→ Written problem: Exact reproduction is required for all entries.

→ Task data:
####

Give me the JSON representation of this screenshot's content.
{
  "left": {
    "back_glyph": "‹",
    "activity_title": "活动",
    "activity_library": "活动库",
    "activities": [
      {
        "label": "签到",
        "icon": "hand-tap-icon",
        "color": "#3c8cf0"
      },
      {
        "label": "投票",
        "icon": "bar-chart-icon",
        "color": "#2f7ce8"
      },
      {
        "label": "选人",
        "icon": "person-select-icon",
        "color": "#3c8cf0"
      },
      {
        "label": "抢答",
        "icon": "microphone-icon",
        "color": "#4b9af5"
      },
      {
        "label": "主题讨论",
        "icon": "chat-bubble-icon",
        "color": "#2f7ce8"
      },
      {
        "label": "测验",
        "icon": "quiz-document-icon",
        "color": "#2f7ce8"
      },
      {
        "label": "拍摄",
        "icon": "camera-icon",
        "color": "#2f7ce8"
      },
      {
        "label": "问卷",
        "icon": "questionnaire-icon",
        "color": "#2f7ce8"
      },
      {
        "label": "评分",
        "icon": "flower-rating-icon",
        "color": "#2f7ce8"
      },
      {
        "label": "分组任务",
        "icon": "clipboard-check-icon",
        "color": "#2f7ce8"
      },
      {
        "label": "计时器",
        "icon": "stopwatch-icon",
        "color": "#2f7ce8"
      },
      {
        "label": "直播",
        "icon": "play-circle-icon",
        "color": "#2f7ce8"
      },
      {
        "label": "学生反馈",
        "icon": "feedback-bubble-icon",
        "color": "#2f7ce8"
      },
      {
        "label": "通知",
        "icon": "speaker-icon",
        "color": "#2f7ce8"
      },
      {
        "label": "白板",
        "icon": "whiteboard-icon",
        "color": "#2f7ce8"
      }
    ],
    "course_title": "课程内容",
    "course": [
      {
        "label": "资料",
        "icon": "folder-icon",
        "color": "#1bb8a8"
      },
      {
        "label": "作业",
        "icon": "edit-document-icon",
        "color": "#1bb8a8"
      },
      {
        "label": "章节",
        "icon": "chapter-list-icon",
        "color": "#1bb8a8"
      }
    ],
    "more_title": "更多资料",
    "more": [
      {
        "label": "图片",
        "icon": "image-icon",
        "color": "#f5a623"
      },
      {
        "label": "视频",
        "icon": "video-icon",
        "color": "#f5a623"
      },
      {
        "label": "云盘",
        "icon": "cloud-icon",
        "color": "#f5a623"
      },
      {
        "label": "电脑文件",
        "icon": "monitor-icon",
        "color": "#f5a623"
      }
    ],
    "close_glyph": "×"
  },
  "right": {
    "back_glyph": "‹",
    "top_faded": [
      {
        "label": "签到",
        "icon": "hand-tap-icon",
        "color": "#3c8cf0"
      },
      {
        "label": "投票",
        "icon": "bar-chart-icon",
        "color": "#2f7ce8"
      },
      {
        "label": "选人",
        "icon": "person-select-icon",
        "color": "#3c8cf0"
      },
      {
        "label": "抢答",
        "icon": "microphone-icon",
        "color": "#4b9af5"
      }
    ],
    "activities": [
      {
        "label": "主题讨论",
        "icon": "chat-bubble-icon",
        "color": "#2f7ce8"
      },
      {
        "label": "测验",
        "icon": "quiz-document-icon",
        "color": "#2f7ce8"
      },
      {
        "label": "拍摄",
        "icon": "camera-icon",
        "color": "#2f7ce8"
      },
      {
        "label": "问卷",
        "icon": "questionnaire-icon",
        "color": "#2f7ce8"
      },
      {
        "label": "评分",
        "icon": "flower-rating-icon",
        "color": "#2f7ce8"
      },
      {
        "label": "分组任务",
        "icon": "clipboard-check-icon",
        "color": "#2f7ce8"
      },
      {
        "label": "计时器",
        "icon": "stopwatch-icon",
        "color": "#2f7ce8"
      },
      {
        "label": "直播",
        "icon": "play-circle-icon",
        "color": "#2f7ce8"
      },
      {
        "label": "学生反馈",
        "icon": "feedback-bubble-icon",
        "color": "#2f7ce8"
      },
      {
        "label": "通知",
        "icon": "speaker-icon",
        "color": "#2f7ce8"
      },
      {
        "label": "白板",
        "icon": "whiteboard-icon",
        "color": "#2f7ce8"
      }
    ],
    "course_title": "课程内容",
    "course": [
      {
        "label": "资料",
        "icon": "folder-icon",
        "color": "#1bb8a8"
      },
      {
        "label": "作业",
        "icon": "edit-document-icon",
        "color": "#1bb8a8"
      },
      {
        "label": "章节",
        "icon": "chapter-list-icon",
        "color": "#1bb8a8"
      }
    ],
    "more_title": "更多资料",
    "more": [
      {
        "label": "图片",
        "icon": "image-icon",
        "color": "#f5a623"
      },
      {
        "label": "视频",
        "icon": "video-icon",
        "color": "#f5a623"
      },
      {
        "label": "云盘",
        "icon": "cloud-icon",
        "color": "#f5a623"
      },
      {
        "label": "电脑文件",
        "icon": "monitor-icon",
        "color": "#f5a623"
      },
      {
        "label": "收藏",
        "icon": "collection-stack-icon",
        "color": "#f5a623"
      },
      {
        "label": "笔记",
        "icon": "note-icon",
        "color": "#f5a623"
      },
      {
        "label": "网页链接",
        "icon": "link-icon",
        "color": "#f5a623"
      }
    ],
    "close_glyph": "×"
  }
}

####

→ Response:
Give me the JSON representation of this screenshot's content.
{
  "left": {
    "back_glyph": "‹",
    "activity_title": "活动",
    "activity_library": "活动库",
    "activities": [
      {
        "label": "签到",
        "icon": "hand-tap-icon",
        "color": "#3c8cf0"
      },
      {
        "label": "投票",
        "icon": "bar-chart-icon",
        "color": "#2f7ce8"
      },
      {
        "label": "选人",
        "icon": "person-select-icon",
        "color": "#3c8cf0"
      },
      {
        "label": "抢答",
        "icon": "microphone-icon",
        "color": "#4b9af5"
      },
      {
        "label": "主题讨论",
        "icon": "chat-bubble-icon",
        "color": "#2f7ce8"
      },
      {
        "label": "测验",
        "icon": "quiz-document-icon",
        "color": "#2f7ce8"
      },
      {
        "label": "拍摄",
        "icon": "camera-icon",
        "color": "#2f7ce8"
      },
      {
        "label": "问卷",
        "icon": "questionnaire-icon",
        "color": "#2f7ce8"
      },
      {
        "label": "评分",
        "icon": "flower-rating-icon",
        "color": "#2f7ce8"
      },
      {
        "label": "分组任务",
        "icon": "clipboard-check-icon",
        "color": "#2f7ce8"
      },
      {
        "label": "计时器",
        "icon": "stopwatch-icon",
        "color": "#2f7ce8"
      },
      {
        "label": "直播",
        "icon": "play-circle-icon",
        "color": "#2f7ce8"
      },
      {
        "label": "学生反馈",
        "icon": "feedback-bubble-icon",
        "color": "#2f7ce8"
      },
      {
        "label": "通知",
        "icon": "speaker-icon",
        "color": "#2f7ce8"
      },
      {
        "label": "白板",
        "icon": "whiteboard-icon",
        "color": "#2f7ce8"
      }
    ],
    "course_title": "课程内容",
    "course": [
      {
        "label": "资料",
        "icon": "folder-icon",
        "color": "#1bb8a8"
      },
      {
        "label": "作业",
        "icon": "edit-document-icon",
        "color": "#1bb8a8"
      },
      {
        "label": "章节",
        "icon": "chapter-list-icon",
        "color": "#1bb8a8"
      }
    ],
    "more_title": "更多资料",
    "more": [
      {
        "label": "图片",
        "icon": "image-icon",
        "color": "#f5a623"
      },
      {
        "label": "视频",
        "icon": "video-icon",
        "color": "#f5a623"
      },
      {
        "label": "云盘",
        "icon": "cloud-icon",
        "color": "#f5a623"
      },
      {
        "label": "电脑文件",
        "icon": "monitor-icon",
        "color": "#f5a623"
      }
    ],
    "close_glyph": "×"
  },
  "right": {
    "back_glyph": "‹",
    "top_faded": [
      {
        "label": "签到",
        "icon": "hand-tap-icon",
        "color": "#3c8cf0"
      },
      {
        "label": "投票",
        "icon": "bar-chart-icon",
        "color": "#2f7ce8"
      },
      {
        "label": "选人",
        "icon": "person-select-icon",
        "color": "#3c8cf0"
      },
      {
        "label": "抢答",
        "icon": "microphone-icon",
        "color": "#4b9af5"
      }
    ],
    "activities": [
      {
        "label": "主题讨论",
        "icon": "chat-bubble-icon",
        "color": "#2f7ce8"
      },
      {
        "label": "测验",
        "icon": "quiz-document-icon",
        "color": "#2f7ce8"
      },
      {
        "label": "拍摄",
        "icon": "camera-icon",
        "color": "#2f7ce8"
      },
      {
        "label": "问卷",
        "icon": "questionnaire-icon",
        "color": "#2f7ce8"
      },
      {
        "label": "评分",
        "icon": "flower-rating-icon",
        "color": "#2f7ce8"
      },
      {
        "label": "分组任务",
        "icon": "clipboard-check-icon",
        "color": "#2f7ce8"
      },
      {
        "label": "计时器",
        "icon": "stopwatch-icon",
        "color": "#2f7ce8"
      },
      {
        "label": "直播",
        "icon": "play-circle-icon",
        "color": "#2f7ce8"
      },
      {
        "label": "学生反馈",
        "icon": "feedback-bubble-icon",
        "color": "#2f7ce8"
      },
      {
        "label": "通知",
        "icon": "speaker-icon",
        "color": "#2f7ce8"
      },
      {
        "label": "白板",
        "icon": "whiteboard-icon",
        "color": "#2f7ce8"
      }
    ],
    "course_title": "课程内容",
    "course": [
      {
        "label": "资料",
        "icon": "folder-icon",
        "color": "#1bb8a8"
      },
      {
        "label": "作业",
        "icon": "edit-document-icon",
        "color": "#1bb8a8"
      },
      {
        "label": "章节",
        "icon": "chapter-list-icon",
        "color": "#1bb8a8"
      }
    ],
    "more_title": "更多资料",
    "more": [
      {
        "label": "图片",
        "icon": "image-icon",
        "color": "#f5a623"
      },
      {
        "label": "视频",
        "icon": "video-icon",
        "color": "#f5a623"
      },
      {
        "label": "云盘",
        "icon": "cloud-icon",
        "color": "#f5a623"
      },
      {
        "label": "电脑文件",
        "icon": "monitor-icon",
        "color": "#f5a623"
      },
      {
        "label": "收藏",
        "icon": "collection-stack-icon",
        "color": "#f5a623"
      },
      {
        "label": "笔记",
        "icon": "note-icon",
        "color": "#f5a623"
      },
      {
        "label": "网页链接",
        "icon": "link-icon",
        "color": "#f5a623"
      }
    ],
    "close_glyph": "×"
  }
}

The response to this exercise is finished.